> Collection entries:
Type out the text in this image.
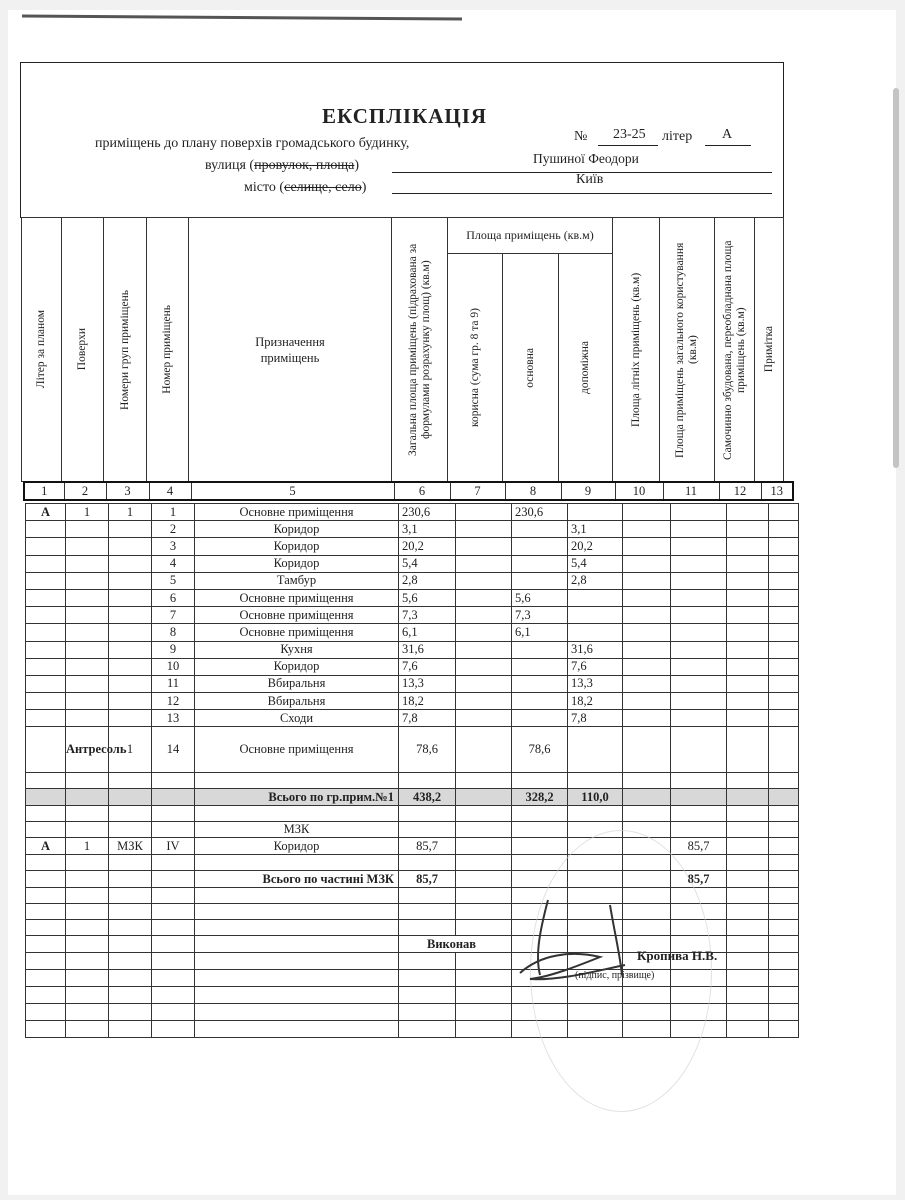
ЕКСПЛІКАЦІЯ
приміщень до плану поверхів громадського будинку,	№ 23-25 літер А
вулиця (провулок, площа)	Пушиної Феодори
місто (селище, село)
Київ
Літер за планом	Поверхи	Номери груп приміщень	Номер приміщень	Призначення приміщень	Загальна площа приміщень (підрахована за формулами розрахунку площ) (кв.м)	Площа приміщень (кв.м)			Площа літніх приміщень (кв.м)	Площа приміщень загального користування (кв.м)	Самочинно збудована, переобладнана площа приміщень (кв.м)	Примітка

						корисна (сума гр. 8 та 9)	основна	допоміжна				
1	2	3	4	5	6	7	8	9	10	11	12	13
А	1	1	1	Основне приміщення	230,6		230,6					
			2	Коридор	3,1			3,1				
			3	Коридор	20,2			20,2				
			4	Коридор	5,4			5,4				
			5	Тамбур	2,8			2,8				
			6	Основне приміщення	5,6		5,6					
			7	Основне приміщення	7,3		7,3					
			8	Основне приміщення	6,1		6,1					
			9	Кухня	31,6			31,6				
			10	Коридор	7,6			7,6				
			11	Вбиральня	13,3			13,3				
			12	Вбиральня	18,2			18,2				
			13	Сходи	7,8			7,8				
	Антресоль	1	14	Основне приміщення	78,6		78,6					

				Всього по гр.прим.№1	438,2		328,2	110,0				

				МЗК								
А	1	МЗК	IV	Коридор	85,7					85,7		

				Всього по частині МЗК	85,7					85,7		

					Виконав							

Кропива Н.В.
(підпис, прізвище)
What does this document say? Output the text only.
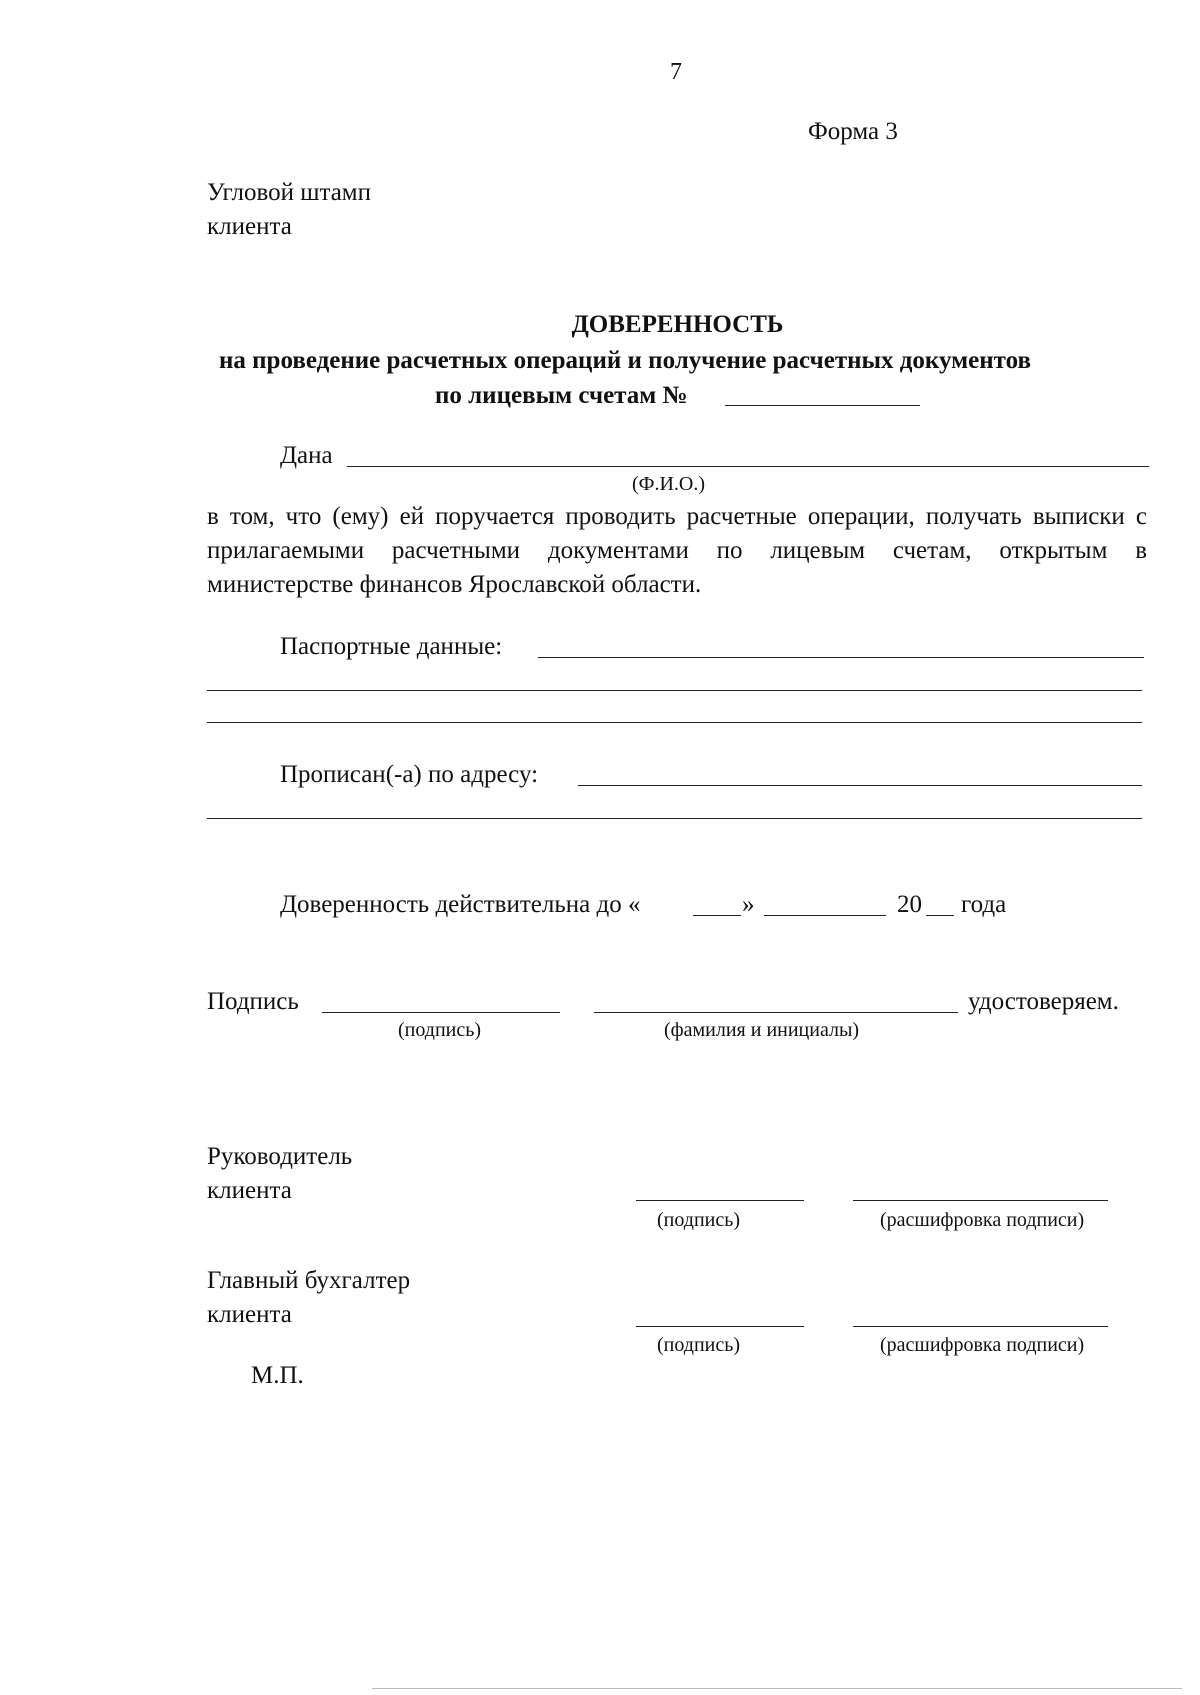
7
Форма 3
Угловой штамп
клиента
ДОВЕРЕННОСТЬ
на проведение расчетных операций и получение расчетных документов
по лицевым счетам №
Дана
(Ф.И.О.)
в том, что (ему) ей поручается проводить расчетные операции, получать выписки с прилагаемыми расчетными документами по лицевым счетам, открытым в министерстве финансов Ярославской области.
Паспортные данные:
Прописан(-а) по адресу:
Доверенность действительна до «	»	20 года
Подпись	удостоверяем.
(подпись)	(фамилия и инициалы)
Руководитель
клиента
(подпись)	(расшифровка подписи)
Главный бухгалтер
клиента
(подпись)	(расшифровка подписи)
М.П.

> EXERCISE DESCRIPTION:
Copy the final portion of the records: every line from the one containing "What does this" through the last, word for word, without pictures.

> COMPLETE OUTPUT:
What does this document say? Output the text only.
7
Форма 3
Угловой штамп
клиента
ДОВЕРЕННОСТЬ
на проведение расчетных операций и получение расчетных документов
по лицевым счетам №
Дана
(Ф.И.О.)
в том, что (ему) ей поручается проводить расчетные операции, получать выписки с прилагаемыми расчетными документами по лицевым счетам, открытым в министерстве финансов Ярославской области.
Паспортные данные:
Прописан(-а) по адресу:
Доверенность действительна до «	»	20 года
Подпись	удостоверяем.
(подпись)	(фамилия и инициалы)
Руководитель
клиента
(подпись)	(расшифровка подписи)
Главный бухгалтер
клиента
(подпись)	(расшифровка подписи)
М.П.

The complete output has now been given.